THE REQUEST:
Repeat exactly each line of the data provided below.

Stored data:
--------

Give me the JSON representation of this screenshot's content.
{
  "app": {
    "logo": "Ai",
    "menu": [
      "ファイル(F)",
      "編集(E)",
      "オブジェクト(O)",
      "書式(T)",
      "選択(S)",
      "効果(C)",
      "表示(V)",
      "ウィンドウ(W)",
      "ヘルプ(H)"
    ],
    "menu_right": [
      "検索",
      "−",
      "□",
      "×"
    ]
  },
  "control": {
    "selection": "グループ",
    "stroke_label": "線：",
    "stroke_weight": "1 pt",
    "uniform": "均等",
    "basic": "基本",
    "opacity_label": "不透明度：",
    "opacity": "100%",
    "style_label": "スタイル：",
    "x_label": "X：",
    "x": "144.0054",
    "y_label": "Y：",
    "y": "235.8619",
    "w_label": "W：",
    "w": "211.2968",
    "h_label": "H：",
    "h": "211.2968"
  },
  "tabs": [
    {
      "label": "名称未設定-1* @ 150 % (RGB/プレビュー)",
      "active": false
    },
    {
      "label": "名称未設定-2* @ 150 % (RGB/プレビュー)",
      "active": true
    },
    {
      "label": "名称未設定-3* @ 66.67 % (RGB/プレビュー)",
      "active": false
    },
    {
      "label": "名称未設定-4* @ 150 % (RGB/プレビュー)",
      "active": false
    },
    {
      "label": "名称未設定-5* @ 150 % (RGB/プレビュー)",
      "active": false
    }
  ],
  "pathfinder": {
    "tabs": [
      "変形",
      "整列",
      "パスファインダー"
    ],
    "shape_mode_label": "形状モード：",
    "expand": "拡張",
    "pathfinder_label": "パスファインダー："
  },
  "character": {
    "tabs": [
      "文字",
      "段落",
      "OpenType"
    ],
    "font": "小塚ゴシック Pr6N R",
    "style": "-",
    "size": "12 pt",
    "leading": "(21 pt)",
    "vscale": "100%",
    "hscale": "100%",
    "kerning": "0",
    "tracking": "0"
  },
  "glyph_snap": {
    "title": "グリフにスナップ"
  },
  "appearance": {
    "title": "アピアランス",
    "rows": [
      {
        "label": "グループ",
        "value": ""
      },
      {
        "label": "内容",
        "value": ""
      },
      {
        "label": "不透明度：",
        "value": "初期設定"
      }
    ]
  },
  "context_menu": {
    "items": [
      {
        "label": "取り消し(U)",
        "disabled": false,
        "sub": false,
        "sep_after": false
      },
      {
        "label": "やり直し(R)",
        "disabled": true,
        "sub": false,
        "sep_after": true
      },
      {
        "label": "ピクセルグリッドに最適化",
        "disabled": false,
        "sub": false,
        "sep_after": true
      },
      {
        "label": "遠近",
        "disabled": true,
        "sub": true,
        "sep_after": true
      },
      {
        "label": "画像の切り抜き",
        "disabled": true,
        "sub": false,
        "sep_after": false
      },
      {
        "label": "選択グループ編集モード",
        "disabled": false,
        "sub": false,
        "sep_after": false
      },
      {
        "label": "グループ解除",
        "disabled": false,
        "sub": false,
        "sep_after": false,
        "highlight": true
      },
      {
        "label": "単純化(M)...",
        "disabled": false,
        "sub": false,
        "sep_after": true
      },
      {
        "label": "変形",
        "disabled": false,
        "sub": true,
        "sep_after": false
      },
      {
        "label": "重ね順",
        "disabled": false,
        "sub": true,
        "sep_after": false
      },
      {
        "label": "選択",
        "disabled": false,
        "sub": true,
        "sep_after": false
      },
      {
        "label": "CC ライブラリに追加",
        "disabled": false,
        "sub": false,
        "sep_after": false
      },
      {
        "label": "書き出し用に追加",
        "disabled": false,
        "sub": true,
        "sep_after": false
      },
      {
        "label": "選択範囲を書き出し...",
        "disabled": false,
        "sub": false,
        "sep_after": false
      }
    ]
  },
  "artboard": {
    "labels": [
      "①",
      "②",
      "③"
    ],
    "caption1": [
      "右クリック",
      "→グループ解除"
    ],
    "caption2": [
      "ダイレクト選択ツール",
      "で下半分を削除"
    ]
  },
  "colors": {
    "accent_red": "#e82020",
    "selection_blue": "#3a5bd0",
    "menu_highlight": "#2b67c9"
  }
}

--------

EXPECTED OUTPUT:
Give me the JSON representation of this screenshot's content.
{
  "app": {
    "logo": "Ai",
    "menu": [
      "ファイル(F)",
      "編集(E)",
      "オブジェクト(O)",
      "書式(T)",
      "選択(S)",
      "効果(C)",
      "表示(V)",
      "ウィンドウ(W)",
      "ヘルプ(H)"
    ],
    "menu_right": [
      "検索",
      "−",
      "□",
      "×"
    ]
  },
  "control": {
    "selection": "グループ",
    "stroke_label": "線：",
    "stroke_weight": "1 pt",
    "uniform": "均等",
    "basic": "基本",
    "opacity_label": "不透明度：",
    "opacity": "100%",
    "style_label": "スタイル：",
    "x_label": "X：",
    "x": "144.0054",
    "y_label": "Y：",
    "y": "235.8619",
    "w_label": "W：",
    "w": "211.2968",
    "h_label": "H：",
    "h": "211.2968"
  },
  "tabs": [
    {
      "label": "名称未設定-1* @ 150 % (RGB/プレビュー)",
      "active": false
    },
    {
      "label": "名称未設定-2* @ 150 % (RGB/プレビュー)",
      "active": true
    },
    {
      "label": "名称未設定-3* @ 66.67 % (RGB/プレビュー)",
      "active": false
    },
    {
      "label": "名称未設定-4* @ 150 % (RGB/プレビュー)",
      "active": false
    },
    {
      "label": "名称未設定-5* @ 150 % (RGB/プレビュー)",
      "active": false
    }
  ],
  "pathfinder": {
    "tabs": [
      "変形",
      "整列",
      "パスファインダー"
    ],
    "shape_mode_label": "形状モード：",
    "expand": "拡張",
    "pathfinder_label": "パスファインダー："
  },
  "character": {
    "tabs": [
      "文字",
      "段落",
      "OpenType"
    ],
    "font": "小塚ゴシック Pr6N R",
    "style": "-",
    "size": "12 pt",
    "leading": "(21 pt)",
    "vscale": "100%",
    "hscale": "100%",
    "kerning": "0",
    "tracking": "0"
  },
  "glyph_snap": {
    "title": "グリフにスナップ"
  },
  "appearance": {
    "title": "アピアランス",
    "rows": [
      {
        "label": "グループ",
        "value": ""
      },
      {
        "label": "内容",
        "value": ""
      },
      {
        "label": "不透明度：",
        "value": "初期設定"
      }
    ]
  },
  "context_menu": {
    "items": [
      {
        "label": "取り消し(U)",
        "disabled": false,
        "sub": false,
        "sep_after": false
      },
      {
        "label": "やり直し(R)",
        "disabled": true,
        "sub": false,
        "sep_after": true
      },
      {
        "label": "ピクセルグリッドに最適化",
        "disabled": false,
        "sub": false,
        "sep_after": true
      },
      {
        "label": "遠近",
        "disabled": true,
        "sub": true,
        "sep_after": true
      },
      {
        "label": "画像の切り抜き",
        "disabled": true,
        "sub": false,
        "sep_after": false
      },
      {
        "label": "選択グループ編集モード",
        "disabled": false,
        "sub": false,
        "sep_after": false
      },
      {
        "label": "グループ解除",
        "disabled": false,
        "sub": false,
        "sep_after": false,
        "highlight": true
      },
      {
        "label": "単純化(M)...",
        "disabled": false,
        "sub": false,
        "sep_after": true
      },
      {
        "label": "変形",
        "disabled": false,
        "sub": true,
        "sep_after": false
      },
      {
        "label": "重ね順",
        "disabled": false,
        "sub": true,
        "sep_after": false
      },
      {
        "label": "選択",
        "disabled": false,
        "sub": true,
        "sep_after": false
      },
      {
        "label": "CC ライブラリに追加",
        "disabled": false,
        "sub": false,
        "sep_after": false
      },
      {
        "label": "書き出し用に追加",
        "disabled": false,
        "sub": true,
        "sep_after": false
      },
      {
        "label": "選択範囲を書き出し...",
        "disabled": false,
        "sub": false,
        "sep_after": false
      }
    ]
  },
  "artboard": {
    "labels": [
      "①",
      "②",
      "③"
    ],
    "caption1": [
      "右クリック",
      "→グループ解除"
    ],
    "caption2": [
      "ダイレクト選択ツール",
      "で下半分を削除"
    ]
  },
  "colors": {
    "accent_red": "#e82020",
    "selection_blue": "#3a5bd0",
    "menu_highlight": "#2b67c9"
  }
}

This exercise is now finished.